▶ **DATA RECORDS**
++++++++++

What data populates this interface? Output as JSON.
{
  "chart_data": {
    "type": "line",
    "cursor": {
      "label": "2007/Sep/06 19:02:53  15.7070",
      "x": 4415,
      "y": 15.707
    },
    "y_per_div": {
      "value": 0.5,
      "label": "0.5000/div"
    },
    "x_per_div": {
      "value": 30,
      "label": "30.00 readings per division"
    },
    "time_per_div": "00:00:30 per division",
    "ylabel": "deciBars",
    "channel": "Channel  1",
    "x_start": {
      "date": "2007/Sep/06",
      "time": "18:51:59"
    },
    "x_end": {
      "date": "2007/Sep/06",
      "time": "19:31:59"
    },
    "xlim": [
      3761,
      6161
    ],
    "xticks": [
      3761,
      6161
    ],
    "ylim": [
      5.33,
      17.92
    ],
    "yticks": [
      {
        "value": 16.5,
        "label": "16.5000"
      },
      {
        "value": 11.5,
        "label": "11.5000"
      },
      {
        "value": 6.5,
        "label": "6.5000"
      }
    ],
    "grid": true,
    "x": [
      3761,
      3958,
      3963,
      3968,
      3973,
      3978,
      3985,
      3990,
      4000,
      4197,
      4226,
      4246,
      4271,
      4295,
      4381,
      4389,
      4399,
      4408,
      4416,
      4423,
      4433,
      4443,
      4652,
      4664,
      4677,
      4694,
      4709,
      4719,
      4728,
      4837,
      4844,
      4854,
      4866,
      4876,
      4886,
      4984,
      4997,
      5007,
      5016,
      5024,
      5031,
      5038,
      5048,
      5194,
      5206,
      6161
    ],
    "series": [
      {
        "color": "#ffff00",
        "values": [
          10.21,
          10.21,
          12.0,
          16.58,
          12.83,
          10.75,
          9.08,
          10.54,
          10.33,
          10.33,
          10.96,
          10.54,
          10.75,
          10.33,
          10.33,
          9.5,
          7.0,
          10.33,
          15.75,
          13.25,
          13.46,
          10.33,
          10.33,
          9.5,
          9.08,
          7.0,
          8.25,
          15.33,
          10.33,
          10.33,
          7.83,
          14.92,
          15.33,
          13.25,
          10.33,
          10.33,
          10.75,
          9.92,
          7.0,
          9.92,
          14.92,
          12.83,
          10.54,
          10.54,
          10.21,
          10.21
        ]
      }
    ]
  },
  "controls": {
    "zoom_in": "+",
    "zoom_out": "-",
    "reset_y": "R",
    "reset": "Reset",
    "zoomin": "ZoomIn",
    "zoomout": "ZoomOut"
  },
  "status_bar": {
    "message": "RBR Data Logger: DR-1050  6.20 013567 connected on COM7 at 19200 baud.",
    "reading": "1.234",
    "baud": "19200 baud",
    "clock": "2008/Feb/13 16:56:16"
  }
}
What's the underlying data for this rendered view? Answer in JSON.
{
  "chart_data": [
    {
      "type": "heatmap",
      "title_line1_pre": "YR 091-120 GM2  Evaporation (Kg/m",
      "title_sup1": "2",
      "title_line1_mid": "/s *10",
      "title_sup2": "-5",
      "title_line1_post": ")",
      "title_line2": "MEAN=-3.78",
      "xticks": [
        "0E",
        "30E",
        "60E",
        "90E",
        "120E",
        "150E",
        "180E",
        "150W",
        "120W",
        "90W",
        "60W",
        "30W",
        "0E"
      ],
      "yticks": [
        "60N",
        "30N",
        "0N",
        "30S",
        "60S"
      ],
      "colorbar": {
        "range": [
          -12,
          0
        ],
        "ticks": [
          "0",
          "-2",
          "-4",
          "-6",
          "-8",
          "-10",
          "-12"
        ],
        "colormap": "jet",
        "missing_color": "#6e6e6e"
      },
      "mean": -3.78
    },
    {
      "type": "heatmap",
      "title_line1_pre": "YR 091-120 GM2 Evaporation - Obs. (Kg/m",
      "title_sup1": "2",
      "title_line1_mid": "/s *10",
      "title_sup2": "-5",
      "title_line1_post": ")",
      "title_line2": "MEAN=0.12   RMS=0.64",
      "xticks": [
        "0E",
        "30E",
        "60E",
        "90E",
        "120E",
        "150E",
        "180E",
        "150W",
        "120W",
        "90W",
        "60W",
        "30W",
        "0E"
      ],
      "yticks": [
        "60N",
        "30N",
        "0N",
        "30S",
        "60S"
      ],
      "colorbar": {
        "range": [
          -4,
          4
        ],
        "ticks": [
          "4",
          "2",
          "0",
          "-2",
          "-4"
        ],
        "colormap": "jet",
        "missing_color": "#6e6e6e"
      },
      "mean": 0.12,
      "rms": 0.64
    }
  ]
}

++++++++++

▶ **WHAT YOU SHOULD DO**
Retype the material above, line by line, exactly.

▶ **THE OUTPUT**
What data populates this interface? Output as JSON.
{
  "chart_data": {
    "type": "line",
    "cursor": {
      "label": "2007/Sep/06 19:02:53  15.7070",
      "x": 4415,
      "y": 15.707
    },
    "y_per_div": {
      "value": 0.5,
      "label": "0.5000/div"
    },
    "x_per_div": {
      "value": 30,
      "label": "30.00 readings per division"
    },
    "time_per_div": "00:00:30 per division",
    "ylabel": "deciBars",
    "channel": "Channel  1",
    "x_start": {
      "date": "2007/Sep/06",
      "time": "18:51:59"
    },
    "x_end": {
      "date": "2007/Sep/06",
      "time": "19:31:59"
    },
    "xlim": [
      3761,
      6161
    ],
    "xticks": [
      3761,
      6161
    ],
    "ylim": [
      5.33,
      17.92
    ],
    "yticks": [
      {
        "value": 16.5,
        "label": "16.5000"
      },
      {
        "value": 11.5,
        "label": "11.5000"
      },
      {
        "value": 6.5,
        "label": "6.5000"
      }
    ],
    "grid": true,
    "x": [
      3761,
      3958,
      3963,
      3968,
      3973,
      3978,
      3985,
      3990,
      4000,
      4197,
      4226,
      4246,
      4271,
      4295,
      4381,
      4389,
      4399,
      4408,
      4416,
      4423,
      4433,
      4443,
      4652,
      4664,
      4677,
      4694,
      4709,
      4719,
      4728,
      4837,
      4844,
      4854,
      4866,
      4876,
      4886,
      4984,
      4997,
      5007,
      5016,
      5024,
      5031,
      5038,
      5048,
      5194,
      5206,
      6161
    ],
    "series": [
      {
        "color": "#ffff00",
        "values": [
          10.21,
          10.21,
          12.0,
          16.58,
          12.83,
          10.75,
          9.08,
          10.54,
          10.33,
          10.33,
          10.96,
          10.54,
          10.75,
          10.33,
          10.33,
          9.5,
          7.0,
          10.33,
          15.75,
          13.25,
          13.46,
          10.33,
          10.33,
          9.5,
          9.08,
          7.0,
          8.25,
          15.33,
          10.33,
          10.33,
          7.83,
          14.92,
          15.33,
          13.25,
          10.33,
          10.33,
          10.75,
          9.92,
          7.0,
          9.92,
          14.92,
          12.83,
          10.54,
          10.54,
          10.21,
          10.21
        ]
      }
    ]
  },
  "controls": {
    "zoom_in": "+",
    "zoom_out": "-",
    "reset_y": "R",
    "reset": "Reset",
    "zoomin": "ZoomIn",
    "zoomout": "ZoomOut"
  },
  "status_bar": {
    "message": "RBR Data Logger: DR-1050  6.20 013567 connected on COM7 at 19200 baud.",
    "reading": "1.234",
    "baud": "19200 baud",
    "clock": "2008/Feb/13 16:56:16"
  }
}
What's the underlying data for this rendered view? Answer in JSON.
{
  "chart_data": [
    {
      "type": "heatmap",
      "title_line1_pre": "YR 091-120 GM2  Evaporation (Kg/m",
      "title_sup1": "2",
      "title_line1_mid": "/s *10",
      "title_sup2": "-5",
      "title_line1_post": ")",
      "title_line2": "MEAN=-3.78",
      "xticks": [
        "0E",
        "30E",
        "60E",
        "90E",
        "120E",
        "150E",
        "180E",
        "150W",
        "120W",
        "90W",
        "60W",
        "30W",
        "0E"
      ],
      "yticks": [
        "60N",
        "30N",
        "0N",
        "30S",
        "60S"
      ],
      "colorbar": {
        "range": [
          -12,
          0
        ],
        "ticks": [
          "0",
          "-2",
          "-4",
          "-6",
          "-8",
          "-10",
          "-12"
        ],
        "colormap": "jet",
        "missing_color": "#6e6e6e"
      },
      "mean": -3.78
    },
    {
      "type": "heatmap",
      "title_line1_pre": "YR 091-120 GM2 Evaporation - Obs. (Kg/m",
      "title_sup1": "2",
      "title_line1_mid": "/s *10",
      "title_sup2": "-5",
      "title_line1_post": ")",
      "title_line2": "MEAN=0.12   RMS=0.64",
      "xticks": [
        "0E",
        "30E",
        "60E",
        "90E",
        "120E",
        "150E",
        "180E",
        "150W",
        "120W",
        "90W",
        "60W",
        "30W",
        "0E"
      ],
      "yticks": [
        "60N",
        "30N",
        "0N",
        "30S",
        "60S"
      ],
      "colorbar": {
        "range": [
          -4,
          4
        ],
        "ticks": [
          "4",
          "2",
          "0",
          "-2",
          "-4"
        ],
        "colormap": "jet",
        "missing_color": "#6e6e6e"
      },
      "mean": 0.12,
      "rms": 0.64
    }
  ]
}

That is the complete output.